WHAT YOU HAVE TO DO: Omit images. Retype all entries verbatim.

DATA FOR THE TASK:
_ _ _

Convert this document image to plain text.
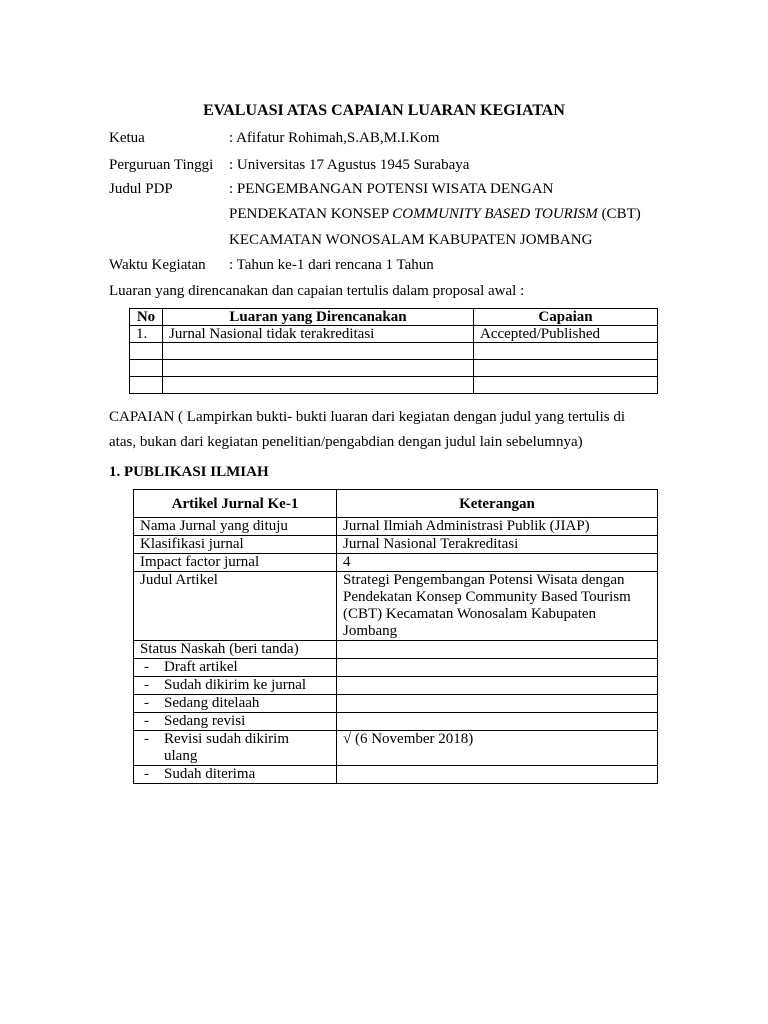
EVALUASI ATAS CAPAIAN LUARAN KEGIATAN
Ketua	: Afifatur Rohimah,S.AB,M.I.Kom
Perguruan Tinggi : Universitas 17 Agustus 1945 Surabaya
Judul PDP	: PENGEMBANGAN POTENSI WISATA DENGAN
PENDEKATAN KONSEP COMMUNITY BASED TOURISM (CBT)
KECAMATAN WONOSALAM KABUPATEN JOMBANG
Waktu Kegiatan : Tahun ke-1 dari rencana 1 Tahun
Luaran yang direncanakan dan capaian tertulis dalam proposal awal :
No	Luaran yang Direncanakan	Capaian
1.	Jurnal Nasional tidak terakreditasi	Accepted/Published

CAPAIAN ( Lampirkan bukti- bukti luaran dari kegiatan dengan judul yang tertulis di
atas, bukan dari kegiatan penelitian/pengabdian dengan judul lain sebelumnya)
1. PUBLIKASI ILMIAH
Artikel Jurnal Ke-1	Keterangan
Nama Jurnal yang dituju	Jurnal Ilmiah Administrasi Publik (JIAP)
Klasifikasi jurnal	Jurnal Nasional Terakreditasi
Impact factor jurnal	4
Judul Artikel	Strategi Pengembangan Potensi Wisata dengan Pendekatan Konsep Community Based Tourism (CBT) Kecamatan Wonosalam Kabupaten Jombang
Status Naskah (beri tanda)	
- Draft artikel	
- Sudah dikirim ke jurnal	
- Sedang ditelaah	
- Sedang revisi	
- Revisi sudah dikirim ulang	√ (6 November 2018)
- Sudah diterima	
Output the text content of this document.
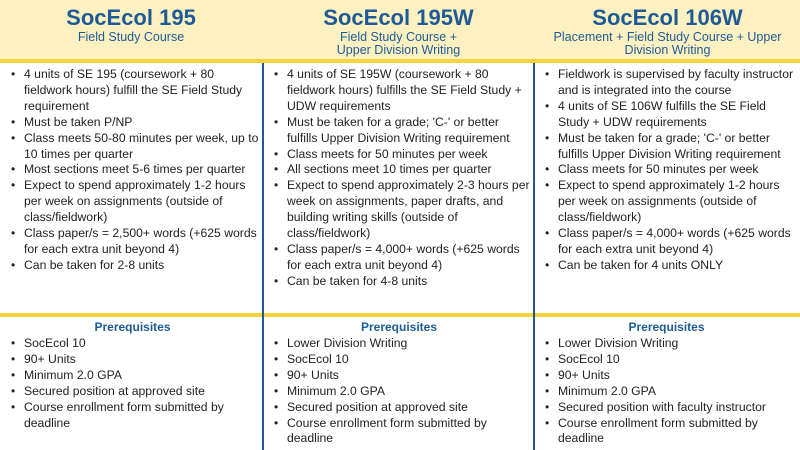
SocEcol 195
Field Study Course
• 4 units of SE 195 (coursework + 80 fieldwork hours) fulfill the SE Field Study requirement
• Must be taken P/NP
• Class meets 50-80 minutes per week, up to 10 times per quarter
• Most sections meet 5-6 times per quarter
• Expect to spend approximately 1-2 hours per week on assignments (outside of class/fieldwork)
• Class paper/s = 2,500+ words (+625 words for each extra unit beyond 4)
• Can be taken for 2-8 units
Prerequisites
• SocEcol 10
• 90+ Units
• Minimum 2.0 GPA
• Secured position at approved site
• Course enrollment form submitted by deadline
SocEcol 195W
Field Study Course + Upper Division Writing
• 4 units of SE 195W (coursework + 80 fieldwork hours) fulfills the SE Field Study + UDW requirements
• Must be taken for a grade; 'C-' or better fulfills Upper Division Writing requirement
• Class meets for 50 minutes per week
• All sections meet 10 times per quarter
• Expect to spend approximately 2-3 hours per week on assignments, paper drafts, and building writing skills (outside of class/fieldwork)
• Class paper/s = 4,000+ words (+625 words for each extra unit beyond 4)
• Can be taken for 4-8 units
Prerequisites
• Lower Division Writing
• SocEcol 10
• 90+ Units
• Minimum 2.0 GPA
• Secured position at approved site
• Course enrollment form submitted by deadline
SocEcol 106W
Placement + Field Study Course + Upper Division Writing
• Fieldwork is supervised by faculty instructor and is integrated into the course
• 4 units of SE 106W fulfills the SE Field Study + UDW requirements
• Must be taken for a grade; 'C-' or better fulfills Upper Division Writing requirement
• Class meets for 50 minutes per week
• Expect to spend approximately 1-2 hours per week on assignments (outside of class/fieldwork)
• Class paper/s = 4,000+ words (+625 words for each extra unit beyond 4)
• Can be taken for 4 units ONLY
Prerequisites
• Lower Division Writing
• SocEcol 10
• 90+ Units
• Minimum 2.0 GPA
• Secured position with faculty instructor
• Course enrollment form submitted by deadline
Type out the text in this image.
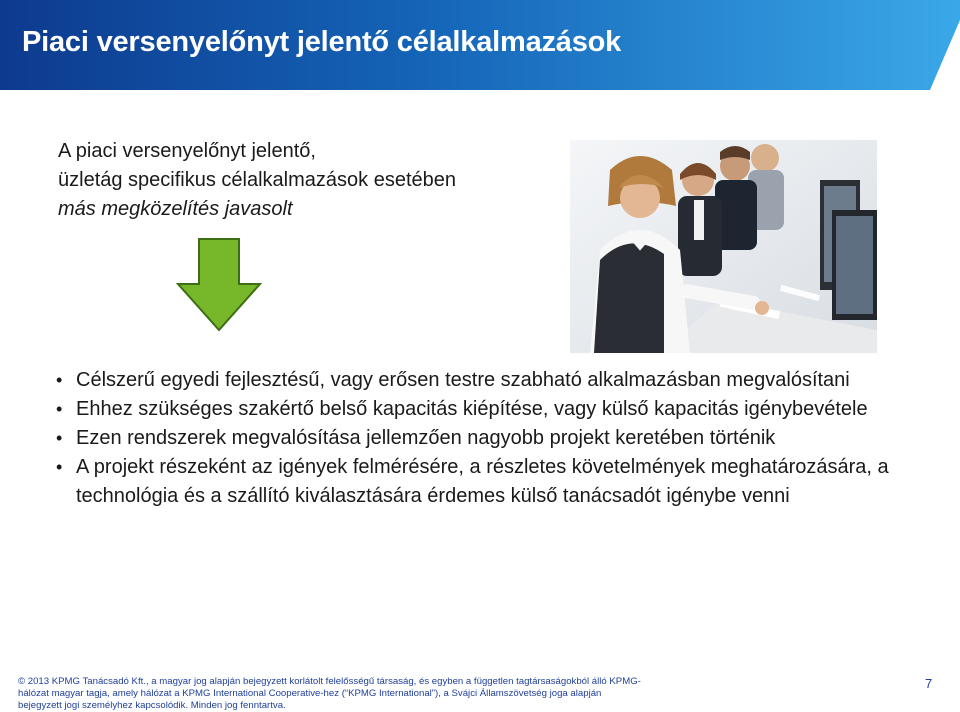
Piaci versenyelőnyt jelentő célalkalmazások
A piaci versenyelőnyt jelentő,
üzletág specifikus célalkalmazások esetében
más megközelítés javasolt
• Célszerű egyedi fejlesztésű, vagy erősen testre szabható alkalmazásban megvalósítani
• Ehhez szükséges szakértő belső kapacitás kiépítése, vagy külső kapacitás igénybevétele
• Ezen rendszerek megvalósítása jellemzően nagyobb projekt keretében történik
• A projekt részeként az igények felmérésére, a részletes követelmények meghatározására, a technológia és a szállító kiválasztására érdemes külső tanácsadót igénybe venni
© 2013 KPMG Tanácsadó Kft., a magyar jog alapján bejegyzett korlátolt felelősségű társaság, és egyben a független tagtársaságokból álló KPMG-
hálózat magyar tagja, amely hálózat a KPMG International Cooperative-hez (“KPMG International”), a Svájci Államszövetség joga alapján
bejegyzett jogi személyhez kapcsolódik. Minden jog fenntartva.
7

_ _ _

SOLVED PROBLEM:
Convert this document image to plain text.
EVALUASI ATAS CAPAIAN LUARAN KEGIATAN
Ketua	: Afifatur Rohimah,S.AB,M.I.Kom
Perguruan Tinggi : Universitas 17 Agustus 1945 Surabaya
Judul PDP	: PENGEMBANGAN POTENSI WISATA DENGAN
PENDEKATAN KONSEP COMMUNITY BASED TOURISM (CBT)
KECAMATAN WONOSALAM KABUPATEN JOMBANG
Waktu Kegiatan : Tahun ke-1 dari rencana 1 Tahun
Luaran yang direncanakan dan capaian tertulis dalam proposal awal :
No	Luaran yang Direncanakan	Capaian
1.	Jurnal Nasional tidak terakreditasi	Accepted/Published

CAPAIAN ( Lampirkan bukti- bukti luaran dari kegiatan dengan judul yang tertulis di
atas, bukan dari kegiatan penelitian/pengabdian dengan judul lain sebelumnya)
1. PUBLIKASI ILMIAH
Artikel Jurnal Ke-1	Keterangan
Nama Jurnal yang dituju	Jurnal Ilmiah Administrasi Publik (JIAP)
Klasifikasi jurnal	Jurnal Nasional Terakreditasi
Impact factor jurnal	4
Judul Artikel	Strategi Pengembangan Potensi Wisata dengan Pendekatan Konsep Community Based Tourism (CBT) Kecamatan Wonosalam Kabupaten Jombang
Status Naskah (beri tanda)	
- Draft artikel	
- Sudah dikirim ke jurnal	
- Sedang ditelaah	
- Sedang revisi	
- Revisi sudah dikirim ulang	√ (6 November 2018)
- Sudah diterima	
Output the text content of this document.
SocEcol 195
Field Study Course
• 4 units of SE 195 (coursework + 80 fieldwork hours) fulfill the SE Field Study requirement
• Must be taken P/NP
• Class meets 50-80 minutes per week, up to 10 times per quarter
• Most sections meet 5-6 times per quarter
• Expect to spend approximately 1-2 hours per week on assignments (outside of class/fieldwork)
• Class paper/s = 2,500+ words (+625 words for each extra unit beyond 4)
• Can be taken for 2-8 units
Prerequisites
• SocEcol 10
• 90+ Units
• Minimum 2.0 GPA
• Secured position at approved site
• Course enrollment form submitted by deadline
SocEcol 195W
Field Study Course + Upper Division Writing
• 4 units of SE 195W (coursework + 80 fieldwork hours) fulfills the SE Field Study + UDW requirements
• Must be taken for a grade; 'C-' or better fulfills Upper Division Writing requirement
• Class meets for 50 minutes per week
• All sections meet 10 times per quarter
• Expect to spend approximately 2-3 hours per week on assignments, paper drafts, and building writing skills (outside of class/fieldwork)
• Class paper/s = 4,000+ words (+625 words for each extra unit beyond 4)
• Can be taken for 4-8 units
Prerequisites
• Lower Division Writing
• SocEcol 10
• 90+ Units
• Minimum 2.0 GPA
• Secured position at approved site
• Course enrollment form submitted by deadline
SocEcol 106W
Placement + Field Study Course + Upper Division Writing
• Fieldwork is supervised by faculty instructor and is integrated into the course
• 4 units of SE 106W fulfills the SE Field Study + UDW requirements
• Must be taken for a grade; 'C-' or better fulfills Upper Division Writing requirement
• Class meets for 50 minutes per week
• Expect to spend approximately 1-2 hours per week on assignments (outside of class/fieldwork)
• Class paper/s = 4,000+ words (+625 words for each extra unit beyond 4)
• Can be taken for 4 units ONLY
Prerequisites
• Lower Division Writing
• SocEcol 10
• 90+ Units
• Minimum 2.0 GPA
• Secured position with faculty instructor
• Course enrollment form submitted by deadline
Type out the text in this image.
Piaci versenyelőnyt jelentő célalkalmazások
A piaci versenyelőnyt jelentő,
üzletág specifikus célalkalmazások esetében
más megközelítés javasolt
• Célszerű egyedi fejlesztésű, vagy erősen testre szabható alkalmazásban megvalósítani
• Ehhez szükséges szakértő belső kapacitás kiépítése, vagy külső kapacitás igénybevétele
• Ezen rendszerek megvalósítása jellemzően nagyobb projekt keretében történik
• A projekt részeként az igények felmérésére, a részletes követelmények meghatározására, a technológia és a szállító kiválasztására érdemes külső tanácsadót igénybe venni
© 2013 KPMG Tanácsadó Kft., a magyar jog alapján bejegyzett korlátolt felelősségű társaság, és egyben a független tagtársaságokból álló KPMG-
hálózat magyar tagja, amely hálózat a KPMG International Cooperative-hez (“KPMG International”), a Svájci Államszövetség joga alapján
bejegyzett jogi személyhez kapcsolódik. Minden jog fenntartva.
7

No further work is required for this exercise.